Which lines of the records contain "xlabel"? Collect every one of them.

————————

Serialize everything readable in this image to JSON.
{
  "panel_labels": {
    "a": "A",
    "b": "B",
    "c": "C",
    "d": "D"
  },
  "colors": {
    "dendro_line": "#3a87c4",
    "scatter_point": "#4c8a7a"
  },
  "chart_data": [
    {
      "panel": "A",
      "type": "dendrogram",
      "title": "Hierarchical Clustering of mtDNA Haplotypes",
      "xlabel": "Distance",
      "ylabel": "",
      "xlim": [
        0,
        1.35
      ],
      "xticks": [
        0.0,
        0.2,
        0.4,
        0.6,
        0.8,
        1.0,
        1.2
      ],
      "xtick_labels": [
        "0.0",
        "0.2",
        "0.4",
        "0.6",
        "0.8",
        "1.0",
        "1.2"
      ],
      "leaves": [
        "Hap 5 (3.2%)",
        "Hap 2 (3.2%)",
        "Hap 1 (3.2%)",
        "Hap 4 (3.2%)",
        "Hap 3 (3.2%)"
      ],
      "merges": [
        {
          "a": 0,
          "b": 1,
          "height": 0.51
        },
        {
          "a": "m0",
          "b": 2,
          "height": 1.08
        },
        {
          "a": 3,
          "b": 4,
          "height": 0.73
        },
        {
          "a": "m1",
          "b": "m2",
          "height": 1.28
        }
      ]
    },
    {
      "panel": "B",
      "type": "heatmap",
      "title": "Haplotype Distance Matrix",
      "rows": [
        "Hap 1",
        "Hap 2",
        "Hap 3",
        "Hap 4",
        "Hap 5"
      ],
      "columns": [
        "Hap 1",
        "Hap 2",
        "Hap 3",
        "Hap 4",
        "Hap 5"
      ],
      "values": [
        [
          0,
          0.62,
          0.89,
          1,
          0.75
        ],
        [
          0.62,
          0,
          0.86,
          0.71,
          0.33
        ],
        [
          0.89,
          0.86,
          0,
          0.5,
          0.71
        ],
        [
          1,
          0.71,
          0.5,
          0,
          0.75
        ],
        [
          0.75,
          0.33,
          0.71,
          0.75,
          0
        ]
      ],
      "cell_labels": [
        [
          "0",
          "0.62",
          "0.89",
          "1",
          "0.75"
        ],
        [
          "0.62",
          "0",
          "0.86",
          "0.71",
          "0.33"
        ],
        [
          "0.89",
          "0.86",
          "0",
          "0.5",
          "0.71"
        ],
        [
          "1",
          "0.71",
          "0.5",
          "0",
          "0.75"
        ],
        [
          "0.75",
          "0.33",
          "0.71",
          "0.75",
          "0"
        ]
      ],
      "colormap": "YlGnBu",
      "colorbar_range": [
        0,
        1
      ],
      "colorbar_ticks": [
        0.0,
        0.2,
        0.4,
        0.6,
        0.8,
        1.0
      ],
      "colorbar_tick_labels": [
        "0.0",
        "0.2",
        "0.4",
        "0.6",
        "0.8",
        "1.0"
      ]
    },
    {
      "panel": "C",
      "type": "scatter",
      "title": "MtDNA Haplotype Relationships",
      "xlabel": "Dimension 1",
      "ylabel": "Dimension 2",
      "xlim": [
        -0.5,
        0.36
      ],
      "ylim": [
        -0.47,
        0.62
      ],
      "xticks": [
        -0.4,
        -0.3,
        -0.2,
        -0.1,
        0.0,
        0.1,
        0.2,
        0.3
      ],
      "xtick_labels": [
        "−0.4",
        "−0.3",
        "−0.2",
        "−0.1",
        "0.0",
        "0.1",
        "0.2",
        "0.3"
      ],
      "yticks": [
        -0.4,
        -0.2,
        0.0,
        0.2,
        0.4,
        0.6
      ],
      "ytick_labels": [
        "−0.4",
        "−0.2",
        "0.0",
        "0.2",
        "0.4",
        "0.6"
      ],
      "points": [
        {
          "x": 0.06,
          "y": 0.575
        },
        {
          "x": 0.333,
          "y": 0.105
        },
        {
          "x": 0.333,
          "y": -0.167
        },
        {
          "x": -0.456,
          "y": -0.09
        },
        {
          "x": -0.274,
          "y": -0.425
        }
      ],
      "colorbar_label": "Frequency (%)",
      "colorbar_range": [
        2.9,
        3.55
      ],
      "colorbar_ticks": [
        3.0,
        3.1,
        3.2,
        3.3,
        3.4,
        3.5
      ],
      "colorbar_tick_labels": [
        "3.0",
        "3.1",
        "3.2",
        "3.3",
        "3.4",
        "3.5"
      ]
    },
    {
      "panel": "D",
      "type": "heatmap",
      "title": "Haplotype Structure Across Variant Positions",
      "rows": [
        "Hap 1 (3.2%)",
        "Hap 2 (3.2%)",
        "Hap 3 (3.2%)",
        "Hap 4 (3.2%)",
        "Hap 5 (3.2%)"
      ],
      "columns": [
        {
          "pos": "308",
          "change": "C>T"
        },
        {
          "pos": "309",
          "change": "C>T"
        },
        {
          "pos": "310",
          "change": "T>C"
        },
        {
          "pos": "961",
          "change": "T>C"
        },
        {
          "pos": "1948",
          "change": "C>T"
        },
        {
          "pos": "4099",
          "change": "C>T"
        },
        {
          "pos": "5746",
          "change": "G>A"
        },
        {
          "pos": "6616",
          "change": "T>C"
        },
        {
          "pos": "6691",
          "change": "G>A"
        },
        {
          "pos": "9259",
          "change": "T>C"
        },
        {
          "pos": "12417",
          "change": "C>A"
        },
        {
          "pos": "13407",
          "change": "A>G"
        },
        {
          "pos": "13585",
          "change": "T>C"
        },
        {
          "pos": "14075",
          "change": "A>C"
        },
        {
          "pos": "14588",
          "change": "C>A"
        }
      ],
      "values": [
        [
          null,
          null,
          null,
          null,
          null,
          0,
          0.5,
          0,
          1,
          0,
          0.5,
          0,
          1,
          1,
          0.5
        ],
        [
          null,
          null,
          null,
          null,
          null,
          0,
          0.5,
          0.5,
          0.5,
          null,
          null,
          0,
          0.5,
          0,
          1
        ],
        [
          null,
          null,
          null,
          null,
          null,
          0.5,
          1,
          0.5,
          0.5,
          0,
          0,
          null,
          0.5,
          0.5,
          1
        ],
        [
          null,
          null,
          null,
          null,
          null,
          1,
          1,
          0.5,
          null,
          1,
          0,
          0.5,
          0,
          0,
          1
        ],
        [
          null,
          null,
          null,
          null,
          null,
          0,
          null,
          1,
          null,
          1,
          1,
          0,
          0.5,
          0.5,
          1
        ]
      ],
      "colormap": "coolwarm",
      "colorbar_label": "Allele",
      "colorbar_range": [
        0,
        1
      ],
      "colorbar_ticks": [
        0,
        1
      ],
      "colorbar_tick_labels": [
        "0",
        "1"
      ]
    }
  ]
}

————————

● ANSWER TO THE TASK
      "xlabel": "Distance",
      "xlabel": "Dimension 1",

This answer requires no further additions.